** begin **
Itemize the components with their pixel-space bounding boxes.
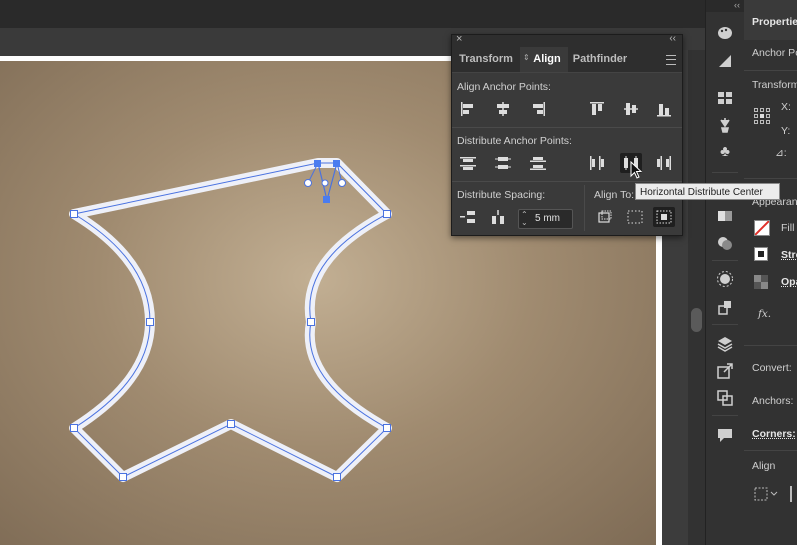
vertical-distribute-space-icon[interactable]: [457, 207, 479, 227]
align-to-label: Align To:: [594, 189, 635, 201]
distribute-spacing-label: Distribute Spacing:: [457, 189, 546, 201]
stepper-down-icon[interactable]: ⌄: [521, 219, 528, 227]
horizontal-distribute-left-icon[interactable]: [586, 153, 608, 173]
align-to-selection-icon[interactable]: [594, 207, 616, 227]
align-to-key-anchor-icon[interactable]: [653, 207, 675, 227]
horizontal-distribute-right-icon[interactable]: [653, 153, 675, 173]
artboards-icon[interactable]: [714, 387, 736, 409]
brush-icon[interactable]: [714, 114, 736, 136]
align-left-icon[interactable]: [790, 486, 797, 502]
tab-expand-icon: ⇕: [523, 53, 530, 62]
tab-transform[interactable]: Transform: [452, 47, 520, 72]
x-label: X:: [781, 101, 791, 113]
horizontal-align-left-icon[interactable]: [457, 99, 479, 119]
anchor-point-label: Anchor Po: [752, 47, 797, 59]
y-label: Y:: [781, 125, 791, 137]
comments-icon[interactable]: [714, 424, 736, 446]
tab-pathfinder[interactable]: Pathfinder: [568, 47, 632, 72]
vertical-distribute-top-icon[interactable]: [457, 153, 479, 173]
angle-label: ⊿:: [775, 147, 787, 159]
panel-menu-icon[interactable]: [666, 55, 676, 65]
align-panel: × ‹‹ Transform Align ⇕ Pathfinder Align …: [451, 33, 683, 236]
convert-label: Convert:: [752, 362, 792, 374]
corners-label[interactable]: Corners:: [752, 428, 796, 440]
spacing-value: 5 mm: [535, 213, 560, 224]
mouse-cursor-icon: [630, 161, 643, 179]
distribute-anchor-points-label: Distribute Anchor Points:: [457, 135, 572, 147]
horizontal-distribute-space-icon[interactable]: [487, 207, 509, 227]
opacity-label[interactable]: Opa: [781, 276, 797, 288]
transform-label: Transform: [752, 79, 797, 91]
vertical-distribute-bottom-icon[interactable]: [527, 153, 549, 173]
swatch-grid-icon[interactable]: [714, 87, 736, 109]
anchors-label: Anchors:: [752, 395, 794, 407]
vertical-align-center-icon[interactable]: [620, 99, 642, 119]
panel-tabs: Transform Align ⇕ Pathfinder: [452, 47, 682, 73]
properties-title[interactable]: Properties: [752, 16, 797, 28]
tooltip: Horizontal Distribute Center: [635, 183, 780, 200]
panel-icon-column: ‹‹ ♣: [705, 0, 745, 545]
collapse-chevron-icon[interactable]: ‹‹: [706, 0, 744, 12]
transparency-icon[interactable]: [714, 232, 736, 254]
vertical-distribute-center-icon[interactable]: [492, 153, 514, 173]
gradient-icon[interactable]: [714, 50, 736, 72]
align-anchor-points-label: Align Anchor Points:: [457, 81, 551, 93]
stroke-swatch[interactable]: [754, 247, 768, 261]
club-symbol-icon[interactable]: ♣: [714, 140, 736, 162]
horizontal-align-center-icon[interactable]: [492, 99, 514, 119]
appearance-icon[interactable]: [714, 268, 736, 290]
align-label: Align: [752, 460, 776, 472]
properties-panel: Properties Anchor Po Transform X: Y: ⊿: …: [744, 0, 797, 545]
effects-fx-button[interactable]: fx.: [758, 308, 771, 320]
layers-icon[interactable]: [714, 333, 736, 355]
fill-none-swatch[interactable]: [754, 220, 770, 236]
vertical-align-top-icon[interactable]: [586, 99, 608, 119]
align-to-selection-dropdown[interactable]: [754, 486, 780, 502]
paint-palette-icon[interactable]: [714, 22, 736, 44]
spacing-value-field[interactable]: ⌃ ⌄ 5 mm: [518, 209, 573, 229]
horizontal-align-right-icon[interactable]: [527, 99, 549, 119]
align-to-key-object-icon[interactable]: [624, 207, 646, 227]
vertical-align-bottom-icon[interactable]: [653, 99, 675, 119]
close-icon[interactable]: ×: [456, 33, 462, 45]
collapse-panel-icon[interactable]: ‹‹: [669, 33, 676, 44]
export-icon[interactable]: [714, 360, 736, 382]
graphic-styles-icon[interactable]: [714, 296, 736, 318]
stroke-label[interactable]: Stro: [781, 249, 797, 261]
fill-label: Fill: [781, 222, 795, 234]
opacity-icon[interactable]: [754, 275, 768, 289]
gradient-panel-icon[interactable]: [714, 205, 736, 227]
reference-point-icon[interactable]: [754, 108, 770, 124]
** end **
### Objective
Please write out the lines from the line with "207, 479, 227]" up to and including the line with "align-to-selection-icon[interactable]: [594, 207, 616, 227]", exactly as they appear.

### Solution for this problem
vertical-distribute-space-icon[interactable]: [457, 207, 479, 227]
align-to-label: Align To:: [594, 189, 635, 201]
distribute-spacing-label: Distribute Spacing:: [457, 189, 546, 201]
stepper-down-icon[interactable]: ⌄: [521, 219, 528, 227]
horizontal-distribute-left-icon[interactable]: [586, 153, 608, 173]
align-to-selection-icon[interactable]: [594, 207, 616, 227]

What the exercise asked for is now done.